[START DATA EXTRACT]

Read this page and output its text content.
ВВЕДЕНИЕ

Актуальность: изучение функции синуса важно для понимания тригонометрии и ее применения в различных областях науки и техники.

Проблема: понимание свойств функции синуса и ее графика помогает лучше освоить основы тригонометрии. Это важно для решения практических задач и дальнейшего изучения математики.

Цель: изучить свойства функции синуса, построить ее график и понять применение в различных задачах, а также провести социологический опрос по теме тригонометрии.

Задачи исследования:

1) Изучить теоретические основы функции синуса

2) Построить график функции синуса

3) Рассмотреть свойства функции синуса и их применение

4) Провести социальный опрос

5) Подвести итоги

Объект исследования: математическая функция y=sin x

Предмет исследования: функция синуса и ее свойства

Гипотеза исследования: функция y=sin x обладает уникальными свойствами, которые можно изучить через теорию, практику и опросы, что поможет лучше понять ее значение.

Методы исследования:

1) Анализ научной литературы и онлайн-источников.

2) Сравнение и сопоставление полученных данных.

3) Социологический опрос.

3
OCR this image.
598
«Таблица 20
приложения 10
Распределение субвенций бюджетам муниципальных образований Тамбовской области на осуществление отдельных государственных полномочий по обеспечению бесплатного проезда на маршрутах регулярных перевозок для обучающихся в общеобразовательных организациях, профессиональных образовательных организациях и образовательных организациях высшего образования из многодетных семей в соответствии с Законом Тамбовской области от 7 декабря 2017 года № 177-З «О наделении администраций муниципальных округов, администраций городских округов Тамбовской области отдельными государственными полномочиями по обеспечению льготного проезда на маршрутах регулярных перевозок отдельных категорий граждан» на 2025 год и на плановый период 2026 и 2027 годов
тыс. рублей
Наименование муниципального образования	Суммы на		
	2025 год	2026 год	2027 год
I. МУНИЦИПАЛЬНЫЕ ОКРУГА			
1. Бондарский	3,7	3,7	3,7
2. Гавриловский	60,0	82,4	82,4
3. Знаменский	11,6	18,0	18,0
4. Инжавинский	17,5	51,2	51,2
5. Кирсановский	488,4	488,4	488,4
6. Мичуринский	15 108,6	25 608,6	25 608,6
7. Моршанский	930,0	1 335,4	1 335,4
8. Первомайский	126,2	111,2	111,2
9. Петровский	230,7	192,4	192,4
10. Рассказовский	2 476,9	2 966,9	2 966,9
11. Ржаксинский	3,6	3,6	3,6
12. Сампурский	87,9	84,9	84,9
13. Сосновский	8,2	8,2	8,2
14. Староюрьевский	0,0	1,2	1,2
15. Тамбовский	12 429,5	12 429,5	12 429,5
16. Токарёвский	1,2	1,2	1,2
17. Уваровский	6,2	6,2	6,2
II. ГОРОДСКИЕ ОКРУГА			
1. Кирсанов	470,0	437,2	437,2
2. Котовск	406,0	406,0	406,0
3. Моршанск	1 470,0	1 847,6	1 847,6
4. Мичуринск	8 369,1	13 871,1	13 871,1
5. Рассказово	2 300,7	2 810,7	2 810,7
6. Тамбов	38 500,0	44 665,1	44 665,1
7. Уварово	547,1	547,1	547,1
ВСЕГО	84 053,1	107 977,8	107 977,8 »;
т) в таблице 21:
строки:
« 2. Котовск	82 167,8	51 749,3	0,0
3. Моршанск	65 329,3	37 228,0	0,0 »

[END DATA EXTRACT]

From the entries above, pull out each line that includes "Котовск".

● ANSWER:
2. Котовск	406,0	406,0	406,0
« 2. Котовск	82 167,8	51 749,3	0,0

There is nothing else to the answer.